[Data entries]
________________________

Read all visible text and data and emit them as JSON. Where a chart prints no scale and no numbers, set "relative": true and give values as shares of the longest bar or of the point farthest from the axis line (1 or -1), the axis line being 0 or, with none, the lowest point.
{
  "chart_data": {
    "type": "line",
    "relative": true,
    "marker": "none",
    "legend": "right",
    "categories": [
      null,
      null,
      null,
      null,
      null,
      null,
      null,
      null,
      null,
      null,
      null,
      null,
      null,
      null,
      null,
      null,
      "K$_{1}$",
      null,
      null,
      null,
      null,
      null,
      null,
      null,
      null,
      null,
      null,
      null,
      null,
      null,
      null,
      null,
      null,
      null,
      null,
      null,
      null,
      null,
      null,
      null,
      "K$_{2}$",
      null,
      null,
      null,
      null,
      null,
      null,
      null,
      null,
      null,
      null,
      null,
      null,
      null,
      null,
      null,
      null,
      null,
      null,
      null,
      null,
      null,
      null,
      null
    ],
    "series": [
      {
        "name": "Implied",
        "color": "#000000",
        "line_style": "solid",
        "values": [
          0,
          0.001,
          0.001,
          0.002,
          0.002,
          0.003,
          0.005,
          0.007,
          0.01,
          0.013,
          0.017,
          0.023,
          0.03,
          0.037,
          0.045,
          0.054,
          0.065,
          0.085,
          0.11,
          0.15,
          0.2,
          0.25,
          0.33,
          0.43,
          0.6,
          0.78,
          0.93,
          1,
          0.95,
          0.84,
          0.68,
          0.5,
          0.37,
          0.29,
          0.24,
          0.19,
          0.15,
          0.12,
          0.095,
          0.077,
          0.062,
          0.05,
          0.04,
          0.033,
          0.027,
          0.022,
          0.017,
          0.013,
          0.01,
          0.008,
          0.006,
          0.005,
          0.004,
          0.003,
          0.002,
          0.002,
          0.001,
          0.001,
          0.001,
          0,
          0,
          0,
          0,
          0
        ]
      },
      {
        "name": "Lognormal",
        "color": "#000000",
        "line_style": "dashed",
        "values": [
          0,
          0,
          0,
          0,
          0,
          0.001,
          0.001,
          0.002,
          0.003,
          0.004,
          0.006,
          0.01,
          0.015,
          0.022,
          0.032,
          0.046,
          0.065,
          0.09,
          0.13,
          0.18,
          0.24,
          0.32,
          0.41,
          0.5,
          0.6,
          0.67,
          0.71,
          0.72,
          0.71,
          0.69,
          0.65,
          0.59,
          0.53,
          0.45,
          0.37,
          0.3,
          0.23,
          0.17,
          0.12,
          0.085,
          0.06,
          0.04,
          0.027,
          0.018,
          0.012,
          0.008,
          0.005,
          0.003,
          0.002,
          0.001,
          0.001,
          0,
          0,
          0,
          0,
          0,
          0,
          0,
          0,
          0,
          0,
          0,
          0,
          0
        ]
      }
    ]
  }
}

________________________

■ OBJECTIVE: Restate every entry word for word.

■ WRITTEN ANSWER:
Read all visible text and data and emit them as JSON. Where a chart prints no scale and no numbers, set "relative": true and give values as shares of the longest bar or of the point farthest from the axis line (1 or -1), the axis line being 0 or, with none, the lowest point.
{
  "chart_data": {
    "type": "line",
    "relative": true,
    "marker": "none",
    "legend": "right",
    "categories": [
      null,
      null,
      null,
      null,
      null,
      null,
      null,
      null,
      null,
      null,
      null,
      null,
      null,
      null,
      null,
      null,
      "K$_{1}$",
      null,
      null,
      null,
      null,
      null,
      null,
      null,
      null,
      null,
      null,
      null,
      null,
      null,
      null,
      null,
      null,
      null,
      null,
      null,
      null,
      null,
      null,
      null,
      "K$_{2}$",
      null,
      null,
      null,
      null,
      null,
      null,
      null,
      null,
      null,
      null,
      null,
      null,
      null,
      null,
      null,
      null,
      null,
      null,
      null,
      null,
      null,
      null,
      null
    ],
    "series": [
      {
        "name": "Implied",
        "color": "#000000",
        "line_style": "solid",
        "values": [
          0,
          0.001,
          0.001,
          0.002,
          0.002,
          0.003,
          0.005,
          0.007,
          0.01,
          0.013,
          0.017,
          0.023,
          0.03,
          0.037,
          0.045,
          0.054,
          0.065,
          0.085,
          0.11,
          0.15,
          0.2,
          0.25,
          0.33,
          0.43,
          0.6,
          0.78,
          0.93,
          1,
          0.95,
          0.84,
          0.68,
          0.5,
          0.37,
          0.29,
          0.24,
          0.19,
          0.15,
          0.12,
          0.095,
          0.077,
          0.062,
          0.05,
          0.04,
          0.033,
          0.027,
          0.022,
          0.017,
          0.013,
          0.01,
          0.008,
          0.006,
          0.005,
          0.004,
          0.003,
          0.002,
          0.002,
          0.001,
          0.001,
          0.001,
          0,
          0,
          0,
          0,
          0
        ]
      },
      {
        "name": "Lognormal",
        "color": "#000000",
        "line_style": "dashed",
        "values": [
          0,
          0,
          0,
          0,
          0,
          0.001,
          0.001,
          0.002,
          0.003,
          0.004,
          0.006,
          0.01,
          0.015,
          0.022,
          0.032,
          0.046,
          0.065,
          0.09,
          0.13,
          0.18,
          0.24,
          0.32,
          0.41,
          0.5,
          0.6,
          0.67,
          0.71,
          0.72,
          0.71,
          0.69,
          0.65,
          0.59,
          0.53,
          0.45,
          0.37,
          0.3,
          0.23,
          0.17,
          0.12,
          0.085,
          0.06,
          0.04,
          0.027,
          0.018,
          0.012,
          0.008,
          0.005,
          0.003,
          0.002,
          0.001,
          0.001,
          0,
          0,
          0,
          0,
          0,
          0,
          0,
          0,
          0,
          0,
          0,
          0,
          0
        ]
      }
    ]
  }
}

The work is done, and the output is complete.